→ **To be done**:
Every line that contains the word "Chapter" should be copied.

→ **Provided data**:
______________________________

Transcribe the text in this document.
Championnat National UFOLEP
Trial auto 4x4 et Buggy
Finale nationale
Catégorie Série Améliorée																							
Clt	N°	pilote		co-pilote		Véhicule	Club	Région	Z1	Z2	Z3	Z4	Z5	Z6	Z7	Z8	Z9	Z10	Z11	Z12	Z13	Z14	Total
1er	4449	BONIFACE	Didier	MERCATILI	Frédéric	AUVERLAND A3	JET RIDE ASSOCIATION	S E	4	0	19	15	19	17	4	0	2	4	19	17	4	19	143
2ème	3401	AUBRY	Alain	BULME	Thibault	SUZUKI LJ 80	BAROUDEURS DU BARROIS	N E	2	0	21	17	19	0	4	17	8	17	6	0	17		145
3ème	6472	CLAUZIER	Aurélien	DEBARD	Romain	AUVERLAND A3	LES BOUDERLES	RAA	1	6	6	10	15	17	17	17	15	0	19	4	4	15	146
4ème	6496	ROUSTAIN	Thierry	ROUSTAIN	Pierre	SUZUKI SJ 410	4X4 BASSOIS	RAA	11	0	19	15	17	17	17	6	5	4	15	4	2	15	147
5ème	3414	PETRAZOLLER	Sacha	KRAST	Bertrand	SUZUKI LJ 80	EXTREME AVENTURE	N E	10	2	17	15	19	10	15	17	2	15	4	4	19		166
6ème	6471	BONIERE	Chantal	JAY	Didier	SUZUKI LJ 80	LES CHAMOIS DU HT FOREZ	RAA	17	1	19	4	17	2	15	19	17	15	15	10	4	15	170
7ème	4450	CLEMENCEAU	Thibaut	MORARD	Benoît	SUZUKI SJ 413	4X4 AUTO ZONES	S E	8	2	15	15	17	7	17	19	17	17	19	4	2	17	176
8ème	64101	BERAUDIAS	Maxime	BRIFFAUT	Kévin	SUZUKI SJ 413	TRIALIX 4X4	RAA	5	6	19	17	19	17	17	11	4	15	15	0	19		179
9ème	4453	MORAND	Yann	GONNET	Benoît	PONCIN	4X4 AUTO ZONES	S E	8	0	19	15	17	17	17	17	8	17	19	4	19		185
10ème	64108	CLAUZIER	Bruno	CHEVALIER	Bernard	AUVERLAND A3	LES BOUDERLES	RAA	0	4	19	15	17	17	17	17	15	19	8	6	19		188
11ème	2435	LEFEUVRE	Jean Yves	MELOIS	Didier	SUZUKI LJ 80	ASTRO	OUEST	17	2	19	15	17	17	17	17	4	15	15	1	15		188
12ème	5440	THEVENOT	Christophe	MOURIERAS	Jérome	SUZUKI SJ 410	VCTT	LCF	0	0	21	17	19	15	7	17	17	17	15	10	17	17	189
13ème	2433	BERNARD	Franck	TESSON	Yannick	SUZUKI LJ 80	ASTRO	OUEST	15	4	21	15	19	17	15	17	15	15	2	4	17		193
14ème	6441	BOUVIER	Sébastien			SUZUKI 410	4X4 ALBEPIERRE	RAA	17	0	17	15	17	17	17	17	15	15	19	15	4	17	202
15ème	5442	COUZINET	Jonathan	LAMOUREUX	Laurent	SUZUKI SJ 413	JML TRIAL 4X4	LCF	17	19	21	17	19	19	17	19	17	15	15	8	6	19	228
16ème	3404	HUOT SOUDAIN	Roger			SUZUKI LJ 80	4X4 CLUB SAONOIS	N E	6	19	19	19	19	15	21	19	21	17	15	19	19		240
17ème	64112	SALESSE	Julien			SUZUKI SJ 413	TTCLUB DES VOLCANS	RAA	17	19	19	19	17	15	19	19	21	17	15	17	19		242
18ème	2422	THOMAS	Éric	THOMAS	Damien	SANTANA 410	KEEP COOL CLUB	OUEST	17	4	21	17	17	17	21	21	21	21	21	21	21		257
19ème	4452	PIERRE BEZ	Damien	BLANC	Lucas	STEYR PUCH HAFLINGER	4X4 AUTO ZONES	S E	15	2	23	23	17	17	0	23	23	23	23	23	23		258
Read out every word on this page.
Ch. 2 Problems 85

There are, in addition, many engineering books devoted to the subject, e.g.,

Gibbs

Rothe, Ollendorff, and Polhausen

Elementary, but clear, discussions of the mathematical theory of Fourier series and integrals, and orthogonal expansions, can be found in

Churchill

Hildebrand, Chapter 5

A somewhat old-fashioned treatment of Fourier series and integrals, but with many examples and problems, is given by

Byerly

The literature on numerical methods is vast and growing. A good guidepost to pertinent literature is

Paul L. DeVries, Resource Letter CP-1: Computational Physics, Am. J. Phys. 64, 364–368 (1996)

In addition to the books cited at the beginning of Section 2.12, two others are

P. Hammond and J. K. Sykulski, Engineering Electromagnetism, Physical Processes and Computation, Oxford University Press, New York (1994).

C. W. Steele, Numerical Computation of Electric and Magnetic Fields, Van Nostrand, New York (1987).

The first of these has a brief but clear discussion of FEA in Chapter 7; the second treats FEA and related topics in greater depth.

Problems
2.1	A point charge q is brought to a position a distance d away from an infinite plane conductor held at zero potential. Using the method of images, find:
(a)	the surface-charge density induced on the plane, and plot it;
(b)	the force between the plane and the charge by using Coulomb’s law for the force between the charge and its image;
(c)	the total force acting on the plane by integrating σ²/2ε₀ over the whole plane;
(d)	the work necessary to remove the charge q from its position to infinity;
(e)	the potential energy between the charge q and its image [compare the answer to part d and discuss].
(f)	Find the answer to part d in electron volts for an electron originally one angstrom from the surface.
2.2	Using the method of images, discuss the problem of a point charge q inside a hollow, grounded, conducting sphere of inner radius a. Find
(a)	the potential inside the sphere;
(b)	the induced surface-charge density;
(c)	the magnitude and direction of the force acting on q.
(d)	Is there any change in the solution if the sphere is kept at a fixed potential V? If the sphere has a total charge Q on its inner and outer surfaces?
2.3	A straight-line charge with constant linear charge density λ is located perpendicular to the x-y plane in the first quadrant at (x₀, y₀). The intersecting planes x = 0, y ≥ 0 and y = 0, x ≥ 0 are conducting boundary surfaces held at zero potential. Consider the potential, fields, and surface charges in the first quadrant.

______________________________

→ **Exercise answer**:
Hildebrand, Chapter 5
The first of these has a brief but clear discussion of FEA in Chapter 7; the second treats FEA and related topics in greater depth.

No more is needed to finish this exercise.